■ **Stored items**
----

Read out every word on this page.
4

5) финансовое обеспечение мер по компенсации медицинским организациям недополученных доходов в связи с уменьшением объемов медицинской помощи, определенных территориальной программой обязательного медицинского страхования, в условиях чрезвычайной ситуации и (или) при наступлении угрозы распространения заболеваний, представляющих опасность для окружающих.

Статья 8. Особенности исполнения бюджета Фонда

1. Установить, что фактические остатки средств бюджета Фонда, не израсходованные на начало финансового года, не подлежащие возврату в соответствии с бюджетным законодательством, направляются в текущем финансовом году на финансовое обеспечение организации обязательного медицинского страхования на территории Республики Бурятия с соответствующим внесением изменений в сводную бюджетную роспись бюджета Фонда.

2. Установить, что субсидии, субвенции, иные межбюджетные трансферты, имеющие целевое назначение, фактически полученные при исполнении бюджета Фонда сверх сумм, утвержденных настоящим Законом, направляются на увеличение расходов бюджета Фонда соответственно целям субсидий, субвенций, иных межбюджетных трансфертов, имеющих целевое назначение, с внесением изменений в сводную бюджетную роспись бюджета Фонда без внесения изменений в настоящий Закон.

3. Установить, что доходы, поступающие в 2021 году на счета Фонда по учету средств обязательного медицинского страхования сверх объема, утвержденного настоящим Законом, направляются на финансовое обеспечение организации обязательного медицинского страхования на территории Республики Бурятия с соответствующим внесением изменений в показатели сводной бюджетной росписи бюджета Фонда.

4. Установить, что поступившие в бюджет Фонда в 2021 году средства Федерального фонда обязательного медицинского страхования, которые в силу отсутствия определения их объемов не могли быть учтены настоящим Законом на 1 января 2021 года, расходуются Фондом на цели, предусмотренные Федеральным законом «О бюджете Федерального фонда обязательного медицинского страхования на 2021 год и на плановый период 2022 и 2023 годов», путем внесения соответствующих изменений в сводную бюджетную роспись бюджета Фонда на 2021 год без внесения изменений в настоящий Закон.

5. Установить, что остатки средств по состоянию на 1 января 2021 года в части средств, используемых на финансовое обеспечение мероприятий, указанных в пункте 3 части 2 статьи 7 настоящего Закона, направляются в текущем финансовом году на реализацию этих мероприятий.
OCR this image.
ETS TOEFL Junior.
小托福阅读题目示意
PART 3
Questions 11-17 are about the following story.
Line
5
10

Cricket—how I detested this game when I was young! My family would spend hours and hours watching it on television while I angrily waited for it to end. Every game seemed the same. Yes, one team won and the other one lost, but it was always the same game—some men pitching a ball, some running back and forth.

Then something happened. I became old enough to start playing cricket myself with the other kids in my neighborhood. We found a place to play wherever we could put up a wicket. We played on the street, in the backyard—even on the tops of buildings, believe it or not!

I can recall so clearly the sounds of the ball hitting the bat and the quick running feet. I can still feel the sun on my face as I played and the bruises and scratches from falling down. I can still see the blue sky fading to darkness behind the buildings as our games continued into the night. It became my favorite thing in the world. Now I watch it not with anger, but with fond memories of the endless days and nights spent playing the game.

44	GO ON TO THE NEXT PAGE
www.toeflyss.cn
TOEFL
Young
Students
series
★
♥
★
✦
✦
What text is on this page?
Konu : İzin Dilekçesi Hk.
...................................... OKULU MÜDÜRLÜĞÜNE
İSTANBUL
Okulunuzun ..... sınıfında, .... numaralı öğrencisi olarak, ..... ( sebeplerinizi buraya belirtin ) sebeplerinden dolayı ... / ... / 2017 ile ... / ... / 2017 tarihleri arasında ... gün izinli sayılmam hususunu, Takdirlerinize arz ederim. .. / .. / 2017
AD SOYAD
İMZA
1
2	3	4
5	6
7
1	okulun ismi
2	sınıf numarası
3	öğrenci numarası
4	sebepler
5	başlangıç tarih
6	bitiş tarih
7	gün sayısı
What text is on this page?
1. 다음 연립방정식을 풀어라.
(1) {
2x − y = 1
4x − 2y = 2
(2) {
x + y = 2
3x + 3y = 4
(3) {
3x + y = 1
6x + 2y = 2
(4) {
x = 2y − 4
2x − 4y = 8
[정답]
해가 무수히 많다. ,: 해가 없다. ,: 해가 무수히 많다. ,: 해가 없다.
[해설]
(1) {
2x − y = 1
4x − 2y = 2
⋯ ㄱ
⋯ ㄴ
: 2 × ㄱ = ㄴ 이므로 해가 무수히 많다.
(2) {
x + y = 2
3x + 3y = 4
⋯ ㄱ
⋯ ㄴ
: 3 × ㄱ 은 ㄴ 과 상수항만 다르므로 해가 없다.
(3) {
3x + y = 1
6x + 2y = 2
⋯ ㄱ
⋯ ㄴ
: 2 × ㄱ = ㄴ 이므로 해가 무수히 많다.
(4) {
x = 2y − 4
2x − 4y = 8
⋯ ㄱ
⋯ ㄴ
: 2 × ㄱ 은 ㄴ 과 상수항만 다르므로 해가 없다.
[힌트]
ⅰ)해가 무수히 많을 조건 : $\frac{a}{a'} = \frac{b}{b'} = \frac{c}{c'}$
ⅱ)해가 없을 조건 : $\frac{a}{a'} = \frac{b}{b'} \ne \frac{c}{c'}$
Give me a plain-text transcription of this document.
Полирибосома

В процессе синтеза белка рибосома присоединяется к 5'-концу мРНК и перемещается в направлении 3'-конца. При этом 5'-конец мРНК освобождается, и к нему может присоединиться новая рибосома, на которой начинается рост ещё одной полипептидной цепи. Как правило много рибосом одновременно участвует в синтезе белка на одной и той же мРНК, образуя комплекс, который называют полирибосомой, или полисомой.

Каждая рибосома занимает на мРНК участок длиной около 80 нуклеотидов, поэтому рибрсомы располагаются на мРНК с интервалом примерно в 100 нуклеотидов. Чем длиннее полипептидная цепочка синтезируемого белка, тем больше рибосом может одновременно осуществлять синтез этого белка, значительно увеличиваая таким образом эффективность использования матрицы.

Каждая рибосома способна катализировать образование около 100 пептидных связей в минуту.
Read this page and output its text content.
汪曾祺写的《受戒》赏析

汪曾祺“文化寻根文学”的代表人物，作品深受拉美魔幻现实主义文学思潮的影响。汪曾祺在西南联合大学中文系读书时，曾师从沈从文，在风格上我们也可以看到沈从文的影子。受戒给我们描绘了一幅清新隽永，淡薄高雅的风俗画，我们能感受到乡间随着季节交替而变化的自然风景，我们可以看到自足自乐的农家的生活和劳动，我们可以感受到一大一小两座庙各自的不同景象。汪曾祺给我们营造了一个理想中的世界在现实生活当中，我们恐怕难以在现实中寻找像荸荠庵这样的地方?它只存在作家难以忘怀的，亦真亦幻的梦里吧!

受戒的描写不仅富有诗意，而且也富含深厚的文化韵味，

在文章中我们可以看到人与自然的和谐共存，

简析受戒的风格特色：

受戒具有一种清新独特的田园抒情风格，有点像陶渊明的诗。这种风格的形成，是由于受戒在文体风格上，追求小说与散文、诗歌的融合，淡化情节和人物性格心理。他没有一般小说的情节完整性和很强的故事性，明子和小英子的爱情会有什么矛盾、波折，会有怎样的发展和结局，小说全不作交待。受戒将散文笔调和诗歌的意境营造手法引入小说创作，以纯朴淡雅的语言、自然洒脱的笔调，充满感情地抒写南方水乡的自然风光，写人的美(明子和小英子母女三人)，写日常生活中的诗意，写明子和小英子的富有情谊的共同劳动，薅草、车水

----

Filter lines by "бюджетную" and return each hit.

■ **Solution**
1. Установить, что фактические остатки средств бюджета Фонда, не израсходованные на начало финансового года, не подлежащие возврату в соответствии с бюджетным законодательством, направляются в текущем финансовом году на финансовое обеспечение организации обязательного медицинского страхования на территории Республики Бурятия с соответствующим внесением изменений в сводную бюджетную роспись бюджета Фонда.
2. Установить, что субсидии, субвенции, иные межбюджетные трансферты, имеющие целевое назначение, фактически полученные при исполнении бюджета Фонда сверх сумм, утвержденных настоящим Законом, направляются на увеличение расходов бюджета Фонда соответственно целям субсидий, субвенций, иных межбюджетных трансфертов, имеющих целевое назначение, с внесением изменений в сводную бюджетную роспись бюджета Фонда без внесения изменений в настоящий Закон.
4. Установить, что поступившие в бюджет Фонда в 2021 году средства Федерального фонда обязательного медицинского страхования, которые в силу отсутствия определения их объемов не могли быть учтены настоящим Законом на 1 января 2021 года, расходуются Фондом на цели, предусмотренные Федеральным законом «О бюджете Федерального фонда обязательного медицинского страхования на 2021 год и на плановый период 2022 и 2023 годов», путем внесения соответствующих изменений в сводную бюджетную роспись бюджета Фонда на 2021 год без внесения изменений в настоящий Закон.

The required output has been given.